[Start Source records]

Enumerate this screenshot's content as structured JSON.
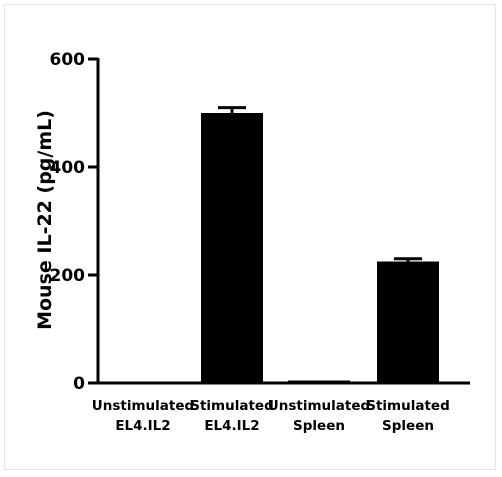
{
  "chart_data": {
    "type": "bar",
    "title": "",
    "xlabel": "",
    "ylabel": "Mouse IL-22 (pg/mL)",
    "ylim": [
      0,
      600
    ],
    "yticks": [
      0,
      200,
      400,
      600
    ],
    "ytick_labels": [
      "0",
      "200",
      "400",
      "600"
    ],
    "grid": false,
    "legend": "none",
    "categories": [
      [
        "Unstimulated",
        "EL4.IL2"
      ],
      [
        "Stimulated",
        "EL4.IL2"
      ],
      [
        "Unstimulated",
        "Spleen"
      ],
      [
        "Stimulated",
        "Spleen"
      ]
    ],
    "values": [
      0,
      500,
      3,
      225
    ],
    "errors": [
      0,
      10,
      0,
      5
    ],
    "bar_color": "#000000",
    "axis_color": "#000000"
  }
}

[End Source records]

**Problem**
Pictures stay out of the copy; please restate every record above exactly.

**Response**
Enumerate this screenshot's content as structured JSON.
{
  "chart_data": {
    "type": "bar",
    "title": "",
    "xlabel": "",
    "ylabel": "Mouse IL-22 (pg/mL)",
    "ylim": [
      0,
      600
    ],
    "yticks": [
      0,
      200,
      400,
      600
    ],
    "ytick_labels": [
      "0",
      "200",
      "400",
      "600"
    ],
    "grid": false,
    "legend": "none",
    "categories": [
      [
        "Unstimulated",
        "EL4.IL2"
      ],
      [
        "Stimulated",
        "EL4.IL2"
      ],
      [
        "Unstimulated",
        "Spleen"
      ],
      [
        "Stimulated",
        "Spleen"
      ]
    ],
    "values": [
      0,
      500,
      3,
      225
    ],
    "errors": [
      0,
      10,
      0,
      5
    ],
    "bar_color": "#000000",
    "axis_color": "#000000"
  }
}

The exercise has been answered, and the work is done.